- [Exercise prompt]: Out of the lines in this data, how many include "følger"? Give the number and nothing else.
***** Given data *****
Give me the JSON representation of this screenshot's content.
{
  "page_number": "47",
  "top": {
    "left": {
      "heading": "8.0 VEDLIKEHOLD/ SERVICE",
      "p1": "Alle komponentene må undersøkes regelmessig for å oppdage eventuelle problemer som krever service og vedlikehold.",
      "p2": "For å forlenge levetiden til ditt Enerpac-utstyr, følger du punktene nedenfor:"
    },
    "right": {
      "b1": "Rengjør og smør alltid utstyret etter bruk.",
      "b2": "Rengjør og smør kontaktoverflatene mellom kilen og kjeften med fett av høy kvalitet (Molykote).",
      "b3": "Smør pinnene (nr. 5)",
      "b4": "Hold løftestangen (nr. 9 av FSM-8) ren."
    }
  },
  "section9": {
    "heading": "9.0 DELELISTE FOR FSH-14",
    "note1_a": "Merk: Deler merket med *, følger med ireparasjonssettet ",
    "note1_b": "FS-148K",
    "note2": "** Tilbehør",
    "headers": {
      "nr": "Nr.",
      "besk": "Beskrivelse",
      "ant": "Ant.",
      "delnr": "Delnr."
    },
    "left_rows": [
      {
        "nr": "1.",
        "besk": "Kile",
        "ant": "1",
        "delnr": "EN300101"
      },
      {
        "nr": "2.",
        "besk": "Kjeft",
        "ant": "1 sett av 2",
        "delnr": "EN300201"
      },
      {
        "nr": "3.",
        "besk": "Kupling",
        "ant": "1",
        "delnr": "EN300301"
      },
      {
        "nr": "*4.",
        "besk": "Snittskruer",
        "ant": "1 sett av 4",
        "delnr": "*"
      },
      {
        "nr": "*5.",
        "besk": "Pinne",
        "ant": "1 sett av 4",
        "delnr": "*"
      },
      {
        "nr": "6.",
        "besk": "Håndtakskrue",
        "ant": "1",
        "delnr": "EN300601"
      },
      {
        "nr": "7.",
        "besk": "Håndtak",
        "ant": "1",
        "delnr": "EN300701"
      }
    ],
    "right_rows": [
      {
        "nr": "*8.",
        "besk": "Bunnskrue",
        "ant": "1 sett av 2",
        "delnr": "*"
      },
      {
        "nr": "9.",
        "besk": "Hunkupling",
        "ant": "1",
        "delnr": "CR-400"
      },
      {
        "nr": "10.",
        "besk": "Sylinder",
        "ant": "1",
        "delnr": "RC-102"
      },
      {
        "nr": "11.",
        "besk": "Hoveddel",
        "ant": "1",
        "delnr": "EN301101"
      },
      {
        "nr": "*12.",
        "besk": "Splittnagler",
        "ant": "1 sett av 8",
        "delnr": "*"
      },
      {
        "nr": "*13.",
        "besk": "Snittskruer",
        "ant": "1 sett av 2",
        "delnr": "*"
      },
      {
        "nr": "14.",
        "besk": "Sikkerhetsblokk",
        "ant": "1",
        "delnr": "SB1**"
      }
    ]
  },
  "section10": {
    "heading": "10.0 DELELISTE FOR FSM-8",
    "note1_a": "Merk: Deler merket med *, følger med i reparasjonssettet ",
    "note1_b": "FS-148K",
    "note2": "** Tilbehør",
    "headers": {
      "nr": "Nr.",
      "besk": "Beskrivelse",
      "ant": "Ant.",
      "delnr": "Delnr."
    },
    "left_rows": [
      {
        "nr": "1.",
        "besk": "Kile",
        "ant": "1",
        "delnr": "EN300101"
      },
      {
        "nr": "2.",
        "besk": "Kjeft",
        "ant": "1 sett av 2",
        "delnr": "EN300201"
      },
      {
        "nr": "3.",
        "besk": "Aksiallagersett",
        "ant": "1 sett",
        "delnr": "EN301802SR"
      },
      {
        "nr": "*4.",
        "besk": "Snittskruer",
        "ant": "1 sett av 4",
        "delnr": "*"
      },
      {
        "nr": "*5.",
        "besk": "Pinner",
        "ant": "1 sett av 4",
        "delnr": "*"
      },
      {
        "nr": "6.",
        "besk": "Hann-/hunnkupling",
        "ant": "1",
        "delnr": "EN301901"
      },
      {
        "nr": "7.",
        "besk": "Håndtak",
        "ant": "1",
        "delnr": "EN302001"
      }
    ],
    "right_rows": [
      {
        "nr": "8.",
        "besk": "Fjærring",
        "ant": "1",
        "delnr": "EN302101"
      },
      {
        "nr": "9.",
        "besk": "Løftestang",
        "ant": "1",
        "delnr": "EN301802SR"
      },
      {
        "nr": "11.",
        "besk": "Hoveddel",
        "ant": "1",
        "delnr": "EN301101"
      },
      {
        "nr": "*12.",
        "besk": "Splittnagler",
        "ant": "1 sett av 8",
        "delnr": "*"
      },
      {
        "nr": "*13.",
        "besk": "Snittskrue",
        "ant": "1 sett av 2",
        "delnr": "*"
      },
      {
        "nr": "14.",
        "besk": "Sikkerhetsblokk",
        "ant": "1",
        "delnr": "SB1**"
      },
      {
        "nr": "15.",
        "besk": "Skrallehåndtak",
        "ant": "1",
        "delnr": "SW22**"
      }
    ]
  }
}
*****
- [Correct output]: 3